> _What to work on_: Can you transcribe every entry word for word, skipping the images?

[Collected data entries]
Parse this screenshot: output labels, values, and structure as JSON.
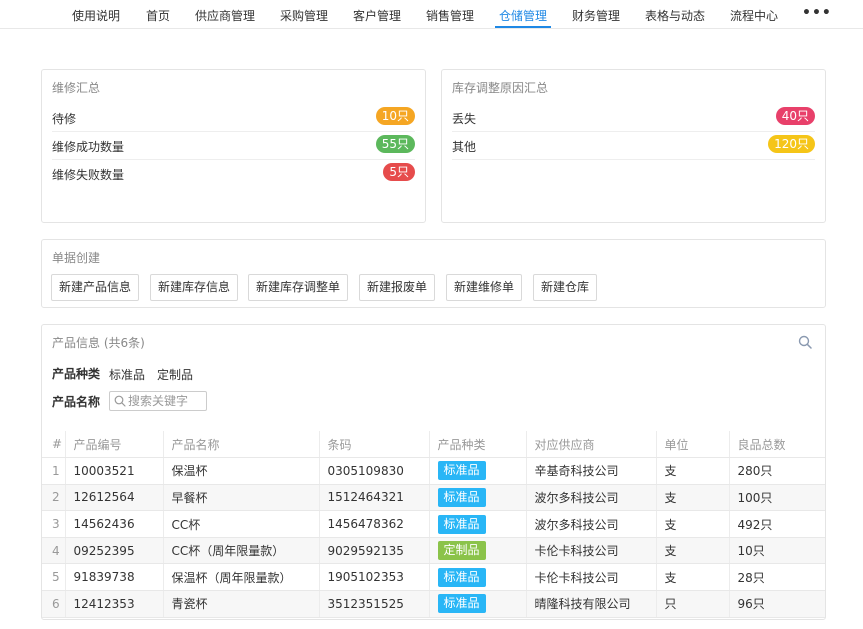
{
  "nav": {
    "items": [
      "使用说明",
      "首页",
      "供应商管理",
      "采购管理",
      "客户管理",
      "销售管理",
      "仓储管理",
      "财务管理",
      "表格与动态",
      "流程中心"
    ],
    "active": "仓储管理",
    "more": "•••"
  },
  "repair": {
    "title": "维修汇总",
    "rows": [
      {
        "label": "待修",
        "value": "10只",
        "color": "#f5a623"
      },
      {
        "label": "维修成功数量",
        "value": "55只",
        "color": "#5cb85c"
      },
      {
        "label": "维修失败数量",
        "value": "5只",
        "color": "#e64c4c"
      }
    ]
  },
  "adjust": {
    "title": "库存调整原因汇总",
    "rows": [
      {
        "label": "丢失",
        "value": "40只",
        "color": "#e8406a"
      },
      {
        "label": "其他",
        "value": "120只",
        "color": "#f5c518"
      }
    ]
  },
  "create": {
    "title": "单据创建",
    "buttons": [
      "新建产品信息",
      "新建库存信息",
      "新建库存调整单",
      "新建报废单",
      "新建维修单",
      "新建仓库"
    ]
  },
  "products": {
    "title": "产品信息 (共6条)",
    "filter_type_label": "产品种类",
    "filter_type_options": [
      "标准品",
      "定制品"
    ],
    "filter_name_label": "产品名称",
    "search_placeholder": "搜索关键字",
    "columns": [
      "#",
      "产品编号",
      "产品名称",
      "条码",
      "产品种类",
      "对应供应商",
      "单位",
      "良品总数"
    ],
    "rows": [
      [
        "1",
        "10003521",
        "保温杯",
        "0305109830",
        "标准品",
        "辛基奇科技公司",
        "支",
        "280只"
      ],
      [
        "2",
        "12612564",
        "早餐杯",
        "1512464321",
        "标准品",
        "波尔多科技公司",
        "支",
        "100只"
      ],
      [
        "3",
        "14562436",
        "CC杯",
        "1456478362",
        "标准品",
        "波尔多科技公司",
        "支",
        "492只"
      ],
      [
        "4",
        "09252395",
        "CC杯（周年限量款）",
        "9029592135",
        "定制品",
        "卡伦卡科技公司",
        "支",
        "10只"
      ],
      [
        "5",
        "91839738",
        "保温杯（周年限量款）",
        "1905102353",
        "标准品",
        "卡伦卡科技公司",
        "支",
        "28只"
      ],
      [
        "6",
        "12412353",
        "青瓷杯",
        "3512351525",
        "标准品",
        "晴隆科技有限公司",
        "只",
        "96只"
      ]
    ],
    "tag_colors": {
      "标准品": "#29b6f6",
      "定制品": "#8bc34a"
    }
  }
}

> _Answer to this task_:
Parse this screenshot: output labels, values, and structure as JSON.
{
  "nav": {
    "items": [
      "使用说明",
      "首页",
      "供应商管理",
      "采购管理",
      "客户管理",
      "销售管理",
      "仓储管理",
      "财务管理",
      "表格与动态",
      "流程中心"
    ],
    "active": "仓储管理",
    "more": "•••"
  },
  "repair": {
    "title": "维修汇总",
    "rows": [
      {
        "label": "待修",
        "value": "10只",
        "color": "#f5a623"
      },
      {
        "label": "维修成功数量",
        "value": "55只",
        "color": "#5cb85c"
      },
      {
        "label": "维修失败数量",
        "value": "5只",
        "color": "#e64c4c"
      }
    ]
  },
  "adjust": {
    "title": "库存调整原因汇总",
    "rows": [
      {
        "label": "丢失",
        "value": "40只",
        "color": "#e8406a"
      },
      {
        "label": "其他",
        "value": "120只",
        "color": "#f5c518"
      }
    ]
  },
  "create": {
    "title": "单据创建",
    "buttons": [
      "新建产品信息",
      "新建库存信息",
      "新建库存调整单",
      "新建报废单",
      "新建维修单",
      "新建仓库"
    ]
  },
  "products": {
    "title": "产品信息 (共6条)",
    "filter_type_label": "产品种类",
    "filter_type_options": [
      "标准品",
      "定制品"
    ],
    "filter_name_label": "产品名称",
    "search_placeholder": "搜索关键字",
    "columns": [
      "#",
      "产品编号",
      "产品名称",
      "条码",
      "产品种类",
      "对应供应商",
      "单位",
      "良品总数"
    ],
    "rows": [
      [
        "1",
        "10003521",
        "保温杯",
        "0305109830",
        "标准品",
        "辛基奇科技公司",
        "支",
        "280只"
      ],
      [
        "2",
        "12612564",
        "早餐杯",
        "1512464321",
        "标准品",
        "波尔多科技公司",
        "支",
        "100只"
      ],
      [
        "3",
        "14562436",
        "CC杯",
        "1456478362",
        "标准品",
        "波尔多科技公司",
        "支",
        "492只"
      ],
      [
        "4",
        "09252395",
        "CC杯（周年限量款）",
        "9029592135",
        "定制品",
        "卡伦卡科技公司",
        "支",
        "10只"
      ],
      [
        "5",
        "91839738",
        "保温杯（周年限量款）",
        "1905102353",
        "标准品",
        "卡伦卡科技公司",
        "支",
        "28只"
      ],
      [
        "6",
        "12412353",
        "青瓷杯",
        "3512351525",
        "标准品",
        "晴隆科技有限公司",
        "只",
        "96只"
      ]
    ],
    "tag_colors": {
      "标准品": "#29b6f6",
      "定制品": "#8bc34a"
    }
  }
}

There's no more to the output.